| WHAT IS REQUIRED |
Give only the number of lines in the data that include the string "Emilie".

□ □ □

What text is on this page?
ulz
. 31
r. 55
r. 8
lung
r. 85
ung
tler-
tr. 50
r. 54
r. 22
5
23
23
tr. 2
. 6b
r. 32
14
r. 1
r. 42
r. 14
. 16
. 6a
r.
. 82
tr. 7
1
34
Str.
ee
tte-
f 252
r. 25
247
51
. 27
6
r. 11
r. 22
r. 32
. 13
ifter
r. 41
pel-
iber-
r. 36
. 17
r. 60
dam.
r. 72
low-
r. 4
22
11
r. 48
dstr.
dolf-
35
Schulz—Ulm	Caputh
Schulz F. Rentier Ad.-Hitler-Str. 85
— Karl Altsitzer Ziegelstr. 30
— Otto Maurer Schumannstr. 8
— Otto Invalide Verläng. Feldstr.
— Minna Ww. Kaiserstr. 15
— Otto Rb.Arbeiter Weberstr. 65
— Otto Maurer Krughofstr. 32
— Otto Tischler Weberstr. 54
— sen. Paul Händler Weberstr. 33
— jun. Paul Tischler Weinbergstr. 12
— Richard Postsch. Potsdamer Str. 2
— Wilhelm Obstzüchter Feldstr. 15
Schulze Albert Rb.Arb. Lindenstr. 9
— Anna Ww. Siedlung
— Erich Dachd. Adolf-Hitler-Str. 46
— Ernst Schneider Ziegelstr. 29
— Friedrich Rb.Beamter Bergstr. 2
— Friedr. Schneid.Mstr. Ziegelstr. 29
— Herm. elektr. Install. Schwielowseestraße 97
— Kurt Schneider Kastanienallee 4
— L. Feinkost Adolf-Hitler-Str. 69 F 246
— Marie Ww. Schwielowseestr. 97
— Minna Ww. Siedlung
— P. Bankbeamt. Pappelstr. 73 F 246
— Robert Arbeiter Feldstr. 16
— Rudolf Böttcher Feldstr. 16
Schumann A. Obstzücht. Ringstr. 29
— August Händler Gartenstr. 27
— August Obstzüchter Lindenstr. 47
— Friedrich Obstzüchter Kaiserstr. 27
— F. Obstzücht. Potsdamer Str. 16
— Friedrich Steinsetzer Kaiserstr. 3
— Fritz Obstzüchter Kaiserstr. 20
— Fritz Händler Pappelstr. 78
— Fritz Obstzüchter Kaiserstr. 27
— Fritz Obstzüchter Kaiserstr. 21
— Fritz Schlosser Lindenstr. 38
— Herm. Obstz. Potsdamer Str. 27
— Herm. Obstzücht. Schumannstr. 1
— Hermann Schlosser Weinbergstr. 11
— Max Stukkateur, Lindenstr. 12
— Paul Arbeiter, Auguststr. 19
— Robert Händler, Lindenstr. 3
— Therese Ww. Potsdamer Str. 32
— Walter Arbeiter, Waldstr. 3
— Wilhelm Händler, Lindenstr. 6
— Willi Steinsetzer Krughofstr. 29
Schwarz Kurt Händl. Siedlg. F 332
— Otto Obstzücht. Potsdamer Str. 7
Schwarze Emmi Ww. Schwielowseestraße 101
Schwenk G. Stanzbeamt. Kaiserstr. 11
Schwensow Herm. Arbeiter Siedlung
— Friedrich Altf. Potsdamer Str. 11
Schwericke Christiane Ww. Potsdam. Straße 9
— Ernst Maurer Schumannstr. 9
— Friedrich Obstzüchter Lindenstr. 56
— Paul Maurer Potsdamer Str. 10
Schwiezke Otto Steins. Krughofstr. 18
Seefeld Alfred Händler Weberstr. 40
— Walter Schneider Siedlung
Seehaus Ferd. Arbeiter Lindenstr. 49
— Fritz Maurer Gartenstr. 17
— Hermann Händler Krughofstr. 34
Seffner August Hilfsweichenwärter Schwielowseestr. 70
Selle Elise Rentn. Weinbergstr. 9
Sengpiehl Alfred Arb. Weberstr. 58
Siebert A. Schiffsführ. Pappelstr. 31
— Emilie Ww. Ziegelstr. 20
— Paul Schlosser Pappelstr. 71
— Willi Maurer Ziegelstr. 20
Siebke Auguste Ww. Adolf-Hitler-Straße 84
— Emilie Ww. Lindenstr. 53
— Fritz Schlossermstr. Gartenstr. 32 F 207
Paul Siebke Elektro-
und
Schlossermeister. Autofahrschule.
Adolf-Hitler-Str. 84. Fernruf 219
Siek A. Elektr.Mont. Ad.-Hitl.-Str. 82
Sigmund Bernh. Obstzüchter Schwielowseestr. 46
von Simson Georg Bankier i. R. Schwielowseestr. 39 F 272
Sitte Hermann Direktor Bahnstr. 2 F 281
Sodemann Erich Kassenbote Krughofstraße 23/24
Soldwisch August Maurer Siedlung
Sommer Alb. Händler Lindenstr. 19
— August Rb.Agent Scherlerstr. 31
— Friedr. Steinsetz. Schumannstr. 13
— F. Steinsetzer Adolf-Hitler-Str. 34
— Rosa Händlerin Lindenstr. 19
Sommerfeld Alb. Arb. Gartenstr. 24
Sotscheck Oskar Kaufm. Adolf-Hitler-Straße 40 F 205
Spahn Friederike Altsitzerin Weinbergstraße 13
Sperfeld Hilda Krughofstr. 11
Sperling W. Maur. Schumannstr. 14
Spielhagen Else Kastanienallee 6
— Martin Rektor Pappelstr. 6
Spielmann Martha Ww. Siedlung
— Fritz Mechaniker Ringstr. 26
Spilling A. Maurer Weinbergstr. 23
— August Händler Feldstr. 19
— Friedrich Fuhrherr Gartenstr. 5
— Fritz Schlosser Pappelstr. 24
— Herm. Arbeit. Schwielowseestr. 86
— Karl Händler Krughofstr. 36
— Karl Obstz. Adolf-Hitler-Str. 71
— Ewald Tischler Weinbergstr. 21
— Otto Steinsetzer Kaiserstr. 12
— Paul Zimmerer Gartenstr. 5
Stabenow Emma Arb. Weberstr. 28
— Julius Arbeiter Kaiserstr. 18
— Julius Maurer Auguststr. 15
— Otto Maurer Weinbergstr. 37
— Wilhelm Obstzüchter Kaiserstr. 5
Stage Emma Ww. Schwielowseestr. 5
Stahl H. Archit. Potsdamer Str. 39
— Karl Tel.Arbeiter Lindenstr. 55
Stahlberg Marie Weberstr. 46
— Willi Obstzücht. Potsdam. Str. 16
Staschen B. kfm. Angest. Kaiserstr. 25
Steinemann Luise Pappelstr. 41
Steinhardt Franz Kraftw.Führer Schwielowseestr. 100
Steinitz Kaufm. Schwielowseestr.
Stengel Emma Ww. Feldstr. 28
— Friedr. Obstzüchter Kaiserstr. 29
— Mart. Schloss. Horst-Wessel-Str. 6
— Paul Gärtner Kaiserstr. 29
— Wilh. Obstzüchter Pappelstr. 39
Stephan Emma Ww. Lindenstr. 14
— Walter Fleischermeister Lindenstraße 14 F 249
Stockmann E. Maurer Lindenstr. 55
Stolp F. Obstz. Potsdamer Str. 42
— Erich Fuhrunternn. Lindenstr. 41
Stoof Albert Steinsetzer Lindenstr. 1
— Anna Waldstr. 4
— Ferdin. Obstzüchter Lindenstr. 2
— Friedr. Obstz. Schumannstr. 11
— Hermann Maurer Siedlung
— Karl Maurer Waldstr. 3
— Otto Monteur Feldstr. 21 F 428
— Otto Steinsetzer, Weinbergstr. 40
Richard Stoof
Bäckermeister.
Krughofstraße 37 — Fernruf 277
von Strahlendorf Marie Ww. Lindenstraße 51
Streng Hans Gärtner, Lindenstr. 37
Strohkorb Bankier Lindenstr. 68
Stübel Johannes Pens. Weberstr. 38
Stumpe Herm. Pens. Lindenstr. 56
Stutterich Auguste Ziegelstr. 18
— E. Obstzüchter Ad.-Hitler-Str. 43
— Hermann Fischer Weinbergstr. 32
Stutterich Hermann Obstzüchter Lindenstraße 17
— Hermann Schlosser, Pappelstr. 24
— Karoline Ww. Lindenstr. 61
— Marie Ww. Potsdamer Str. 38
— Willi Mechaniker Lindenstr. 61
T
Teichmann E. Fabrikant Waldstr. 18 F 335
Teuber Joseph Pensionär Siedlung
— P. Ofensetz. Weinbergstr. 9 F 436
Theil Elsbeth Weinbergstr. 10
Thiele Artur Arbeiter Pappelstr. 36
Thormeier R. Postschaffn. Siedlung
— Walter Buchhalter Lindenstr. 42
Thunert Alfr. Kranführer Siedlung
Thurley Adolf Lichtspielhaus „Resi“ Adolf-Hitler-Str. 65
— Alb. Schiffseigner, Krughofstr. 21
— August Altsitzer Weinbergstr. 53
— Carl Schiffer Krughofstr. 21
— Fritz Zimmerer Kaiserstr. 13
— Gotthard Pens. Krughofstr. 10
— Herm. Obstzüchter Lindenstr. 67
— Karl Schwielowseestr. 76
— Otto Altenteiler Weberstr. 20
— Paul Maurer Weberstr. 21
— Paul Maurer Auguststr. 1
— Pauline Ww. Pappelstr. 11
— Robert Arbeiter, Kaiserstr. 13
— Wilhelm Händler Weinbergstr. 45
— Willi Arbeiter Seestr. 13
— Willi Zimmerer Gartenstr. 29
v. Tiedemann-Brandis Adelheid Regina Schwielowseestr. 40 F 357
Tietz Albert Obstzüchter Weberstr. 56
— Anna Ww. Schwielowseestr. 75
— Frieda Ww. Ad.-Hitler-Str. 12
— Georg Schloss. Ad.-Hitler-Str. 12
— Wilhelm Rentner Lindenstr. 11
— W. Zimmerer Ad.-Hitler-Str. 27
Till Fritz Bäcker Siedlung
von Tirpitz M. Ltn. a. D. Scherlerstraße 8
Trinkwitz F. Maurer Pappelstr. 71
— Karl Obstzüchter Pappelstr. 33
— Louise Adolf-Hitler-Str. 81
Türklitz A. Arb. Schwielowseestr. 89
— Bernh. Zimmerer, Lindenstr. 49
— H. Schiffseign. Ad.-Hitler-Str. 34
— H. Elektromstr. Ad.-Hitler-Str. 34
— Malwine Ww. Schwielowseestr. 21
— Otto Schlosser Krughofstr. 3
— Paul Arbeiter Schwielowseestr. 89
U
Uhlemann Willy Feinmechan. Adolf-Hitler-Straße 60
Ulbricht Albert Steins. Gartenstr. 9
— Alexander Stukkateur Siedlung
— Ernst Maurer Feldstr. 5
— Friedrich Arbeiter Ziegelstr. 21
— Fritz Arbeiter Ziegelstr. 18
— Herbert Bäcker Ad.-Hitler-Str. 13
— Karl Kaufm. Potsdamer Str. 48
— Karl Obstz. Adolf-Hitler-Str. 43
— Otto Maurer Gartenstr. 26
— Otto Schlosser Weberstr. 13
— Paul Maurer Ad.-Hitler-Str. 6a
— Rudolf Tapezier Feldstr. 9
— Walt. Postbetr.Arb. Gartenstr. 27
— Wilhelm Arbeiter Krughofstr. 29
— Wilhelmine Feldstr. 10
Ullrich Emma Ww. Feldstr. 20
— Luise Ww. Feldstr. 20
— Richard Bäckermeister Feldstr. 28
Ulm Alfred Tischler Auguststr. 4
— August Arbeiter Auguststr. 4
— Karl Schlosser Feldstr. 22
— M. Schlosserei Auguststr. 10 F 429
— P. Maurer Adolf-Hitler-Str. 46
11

□ □ □

| FINISHED TASK |
2